* [Listed entries]
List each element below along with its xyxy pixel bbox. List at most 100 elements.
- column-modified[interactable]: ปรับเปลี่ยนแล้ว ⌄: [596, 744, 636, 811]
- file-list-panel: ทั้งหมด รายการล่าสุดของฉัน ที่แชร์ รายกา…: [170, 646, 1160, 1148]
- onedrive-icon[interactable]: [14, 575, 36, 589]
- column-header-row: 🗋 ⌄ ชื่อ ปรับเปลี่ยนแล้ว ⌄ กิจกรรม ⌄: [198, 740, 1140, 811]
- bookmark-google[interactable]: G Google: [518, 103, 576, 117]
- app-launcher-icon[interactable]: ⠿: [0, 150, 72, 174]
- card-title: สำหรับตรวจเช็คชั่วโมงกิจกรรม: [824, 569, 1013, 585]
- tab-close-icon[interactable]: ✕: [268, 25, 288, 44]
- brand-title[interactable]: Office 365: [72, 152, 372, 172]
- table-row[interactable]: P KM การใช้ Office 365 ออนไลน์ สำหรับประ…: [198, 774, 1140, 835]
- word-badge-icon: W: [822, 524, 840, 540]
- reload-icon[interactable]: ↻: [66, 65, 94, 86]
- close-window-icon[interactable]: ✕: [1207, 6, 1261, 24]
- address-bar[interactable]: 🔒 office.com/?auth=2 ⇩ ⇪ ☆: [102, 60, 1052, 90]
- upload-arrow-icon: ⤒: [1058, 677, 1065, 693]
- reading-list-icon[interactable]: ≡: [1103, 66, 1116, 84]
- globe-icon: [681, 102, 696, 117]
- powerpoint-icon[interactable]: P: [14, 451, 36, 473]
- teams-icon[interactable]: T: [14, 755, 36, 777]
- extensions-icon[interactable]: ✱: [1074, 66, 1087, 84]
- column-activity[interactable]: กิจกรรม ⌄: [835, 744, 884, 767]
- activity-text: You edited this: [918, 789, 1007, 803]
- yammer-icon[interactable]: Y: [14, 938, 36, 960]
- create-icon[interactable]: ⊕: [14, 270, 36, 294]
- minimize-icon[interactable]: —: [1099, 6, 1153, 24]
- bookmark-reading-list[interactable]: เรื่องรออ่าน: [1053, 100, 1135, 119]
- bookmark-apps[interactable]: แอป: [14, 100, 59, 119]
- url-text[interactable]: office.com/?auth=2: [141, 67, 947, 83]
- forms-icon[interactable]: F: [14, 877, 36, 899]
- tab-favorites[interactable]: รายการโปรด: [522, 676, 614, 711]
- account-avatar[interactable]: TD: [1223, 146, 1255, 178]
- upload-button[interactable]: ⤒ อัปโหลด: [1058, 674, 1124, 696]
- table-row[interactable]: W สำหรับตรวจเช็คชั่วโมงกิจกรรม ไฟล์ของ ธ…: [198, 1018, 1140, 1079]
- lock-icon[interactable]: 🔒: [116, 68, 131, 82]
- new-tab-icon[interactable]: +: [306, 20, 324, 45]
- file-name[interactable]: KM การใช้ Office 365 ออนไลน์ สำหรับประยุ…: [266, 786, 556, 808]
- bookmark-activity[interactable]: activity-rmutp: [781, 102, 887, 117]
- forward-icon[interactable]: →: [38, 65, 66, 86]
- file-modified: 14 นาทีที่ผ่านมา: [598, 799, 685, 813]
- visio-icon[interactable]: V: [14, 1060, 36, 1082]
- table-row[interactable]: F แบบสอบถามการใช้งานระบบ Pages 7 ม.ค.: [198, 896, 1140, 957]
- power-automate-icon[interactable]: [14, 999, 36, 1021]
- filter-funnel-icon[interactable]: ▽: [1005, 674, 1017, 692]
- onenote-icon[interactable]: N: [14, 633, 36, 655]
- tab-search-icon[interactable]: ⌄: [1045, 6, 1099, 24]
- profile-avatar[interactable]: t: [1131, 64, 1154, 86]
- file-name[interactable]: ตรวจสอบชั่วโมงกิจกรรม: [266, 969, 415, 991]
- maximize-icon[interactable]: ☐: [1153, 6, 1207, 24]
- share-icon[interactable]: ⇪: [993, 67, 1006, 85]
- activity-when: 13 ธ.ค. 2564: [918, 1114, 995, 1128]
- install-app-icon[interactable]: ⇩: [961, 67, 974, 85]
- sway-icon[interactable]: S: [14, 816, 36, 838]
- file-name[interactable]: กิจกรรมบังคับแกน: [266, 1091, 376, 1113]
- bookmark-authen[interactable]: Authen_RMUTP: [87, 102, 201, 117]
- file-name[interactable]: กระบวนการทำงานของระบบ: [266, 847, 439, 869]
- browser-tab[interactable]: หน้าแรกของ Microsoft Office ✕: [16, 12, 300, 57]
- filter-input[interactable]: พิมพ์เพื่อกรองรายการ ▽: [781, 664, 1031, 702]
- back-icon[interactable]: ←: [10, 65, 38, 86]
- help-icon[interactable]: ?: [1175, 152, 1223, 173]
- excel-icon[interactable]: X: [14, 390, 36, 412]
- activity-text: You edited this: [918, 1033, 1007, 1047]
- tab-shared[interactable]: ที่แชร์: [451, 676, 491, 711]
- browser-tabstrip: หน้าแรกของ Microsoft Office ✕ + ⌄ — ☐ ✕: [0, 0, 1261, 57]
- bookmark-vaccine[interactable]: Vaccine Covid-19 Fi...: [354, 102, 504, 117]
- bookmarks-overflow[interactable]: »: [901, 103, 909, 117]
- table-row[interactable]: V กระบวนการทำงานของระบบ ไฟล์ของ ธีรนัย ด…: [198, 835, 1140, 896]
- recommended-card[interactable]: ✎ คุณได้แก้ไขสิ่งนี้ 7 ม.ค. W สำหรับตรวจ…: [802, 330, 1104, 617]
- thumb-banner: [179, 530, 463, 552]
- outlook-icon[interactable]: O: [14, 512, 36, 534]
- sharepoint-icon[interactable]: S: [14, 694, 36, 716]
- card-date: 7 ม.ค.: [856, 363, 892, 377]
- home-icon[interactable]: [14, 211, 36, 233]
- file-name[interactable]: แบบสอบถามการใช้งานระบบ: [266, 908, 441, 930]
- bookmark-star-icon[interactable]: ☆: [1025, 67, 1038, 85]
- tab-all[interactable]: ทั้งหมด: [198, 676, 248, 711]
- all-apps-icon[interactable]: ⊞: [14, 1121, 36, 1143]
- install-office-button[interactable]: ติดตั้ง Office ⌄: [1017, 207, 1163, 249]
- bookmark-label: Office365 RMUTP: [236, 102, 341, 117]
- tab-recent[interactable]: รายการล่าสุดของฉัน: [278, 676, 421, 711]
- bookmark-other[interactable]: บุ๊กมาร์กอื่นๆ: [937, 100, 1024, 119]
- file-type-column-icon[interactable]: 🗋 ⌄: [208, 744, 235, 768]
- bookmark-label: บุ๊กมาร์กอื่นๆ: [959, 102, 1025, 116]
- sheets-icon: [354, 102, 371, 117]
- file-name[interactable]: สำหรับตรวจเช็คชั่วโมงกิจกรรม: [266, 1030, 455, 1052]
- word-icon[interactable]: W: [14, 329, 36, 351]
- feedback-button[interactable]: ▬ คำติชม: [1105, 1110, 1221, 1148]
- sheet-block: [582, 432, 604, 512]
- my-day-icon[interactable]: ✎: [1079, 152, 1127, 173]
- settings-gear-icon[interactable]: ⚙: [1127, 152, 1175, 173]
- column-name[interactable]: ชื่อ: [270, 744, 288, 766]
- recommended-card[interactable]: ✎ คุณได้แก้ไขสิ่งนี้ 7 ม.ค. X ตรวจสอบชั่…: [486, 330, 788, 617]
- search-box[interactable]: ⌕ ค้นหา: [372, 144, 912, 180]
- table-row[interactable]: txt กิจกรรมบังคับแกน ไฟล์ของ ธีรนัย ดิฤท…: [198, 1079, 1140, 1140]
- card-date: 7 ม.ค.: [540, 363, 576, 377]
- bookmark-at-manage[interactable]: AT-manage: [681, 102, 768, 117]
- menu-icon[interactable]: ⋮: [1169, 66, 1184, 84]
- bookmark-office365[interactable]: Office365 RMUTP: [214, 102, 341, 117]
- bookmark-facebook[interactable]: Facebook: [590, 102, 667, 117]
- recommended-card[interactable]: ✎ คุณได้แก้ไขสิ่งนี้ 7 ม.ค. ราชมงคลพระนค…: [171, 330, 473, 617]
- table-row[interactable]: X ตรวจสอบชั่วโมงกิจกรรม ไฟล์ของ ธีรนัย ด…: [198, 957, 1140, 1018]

* [What you are asked to do]
Reproduce verbatim the stretch of the records from the very start through the line containing "- app-launcher-icon[interactable]: ⠿: [0, 150, 72, 174]", and output only those lines.

* [Result]
List each element below along with its xyxy pixel bbox. List at most 100 elements.
- column-modified[interactable]: ปรับเปลี่ยนแล้ว ⌄: [596, 744, 636, 811]
- file-list-panel: ทั้งหมด รายการล่าสุดของฉัน ที่แชร์ รายกา…: [170, 646, 1160, 1148]
- onedrive-icon[interactable]: [14, 575, 36, 589]
- column-header-row: 🗋 ⌄ ชื่อ ปรับเปลี่ยนแล้ว ⌄ กิจกรรม ⌄: [198, 740, 1140, 811]
- bookmark-google[interactable]: G Google: [518, 103, 576, 117]
- app-launcher-icon[interactable]: ⠿: [0, 150, 72, 174]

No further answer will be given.